REQUEST:
The records that follow are to be transcribed in full, without their images.

ENTRIES:
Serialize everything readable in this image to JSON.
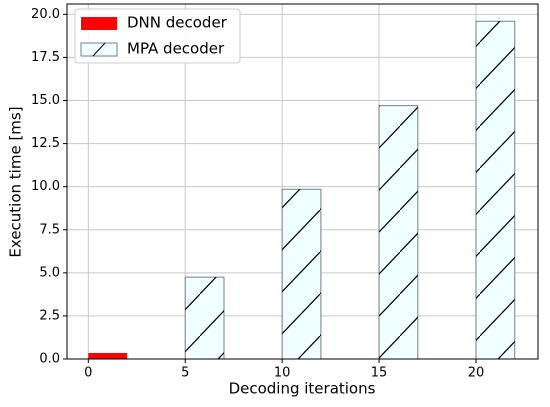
{
  "chart_data": {
    "type": "bar",
    "xlabel": "Decoding iterations",
    "ylabel": "Execution time [ms]",
    "xlim": [
      -1.1,
      23.2
    ],
    "xticks": [
      0,
      5,
      10,
      15,
      20
    ],
    "ylim": [
      0,
      20.6
    ],
    "yticks": [
      {
        "value": 0,
        "label": "0.0"
      },
      {
        "value": 2.5,
        "label": "2.5"
      },
      {
        "value": 5,
        "label": "5.0"
      },
      {
        "value": 7.5,
        "label": "7.5"
      },
      {
        "value": 10,
        "label": "10.0"
      },
      {
        "value": 12.5,
        "label": "12.5"
      },
      {
        "value": 15,
        "label": "15.0"
      },
      {
        "value": 17.5,
        "label": "17.5"
      },
      {
        "value": 20,
        "label": "20.0"
      }
    ],
    "grid": true,
    "legend": "upper left",
    "series": [
      {
        "name": "DNN decoder",
        "color": "#ff0000",
        "x": [
          0
        ],
        "values": [
          0.35
        ]
      },
      {
        "name": "MPA decoder",
        "color": "#f0ffff",
        "hatch": "/",
        "x": [
          5,
          10,
          15,
          20
        ],
        "values": [
          4.75,
          9.85,
          14.7,
          19.6
        ]
      }
    ]
  }
}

FINISHED TASK:
Serialize everything readable in this image to JSON.
{
  "chart_data": {
    "type": "bar",
    "xlabel": "Decoding iterations",
    "ylabel": "Execution time [ms]",
    "xlim": [
      -1.1,
      23.2
    ],
    "xticks": [
      0,
      5,
      10,
      15,
      20
    ],
    "ylim": [
      0,
      20.6
    ],
    "yticks": [
      {
        "value": 0,
        "label": "0.0"
      },
      {
        "value": 2.5,
        "label": "2.5"
      },
      {
        "value": 5,
        "label": "5.0"
      },
      {
        "value": 7.5,
        "label": "7.5"
      },
      {
        "value": 10,
        "label": "10.0"
      },
      {
        "value": 12.5,
        "label": "12.5"
      },
      {
        "value": 15,
        "label": "15.0"
      },
      {
        "value": 17.5,
        "label": "17.5"
      },
      {
        "value": 20,
        "label": "20.0"
      }
    ],
    "grid": true,
    "legend": "upper left",
    "series": [
      {
        "name": "DNN decoder",
        "color": "#ff0000",
        "x": [
          0
        ],
        "values": [
          0.35
        ]
      },
      {
        "name": "MPA decoder",
        "color": "#f0ffff",
        "hatch": "/",
        "x": [
          5,
          10,
          15,
          20
        ],
        "values": [
          4.75,
          9.85,
          14.7,
          19.6
        ]
      }
    ]
  }
}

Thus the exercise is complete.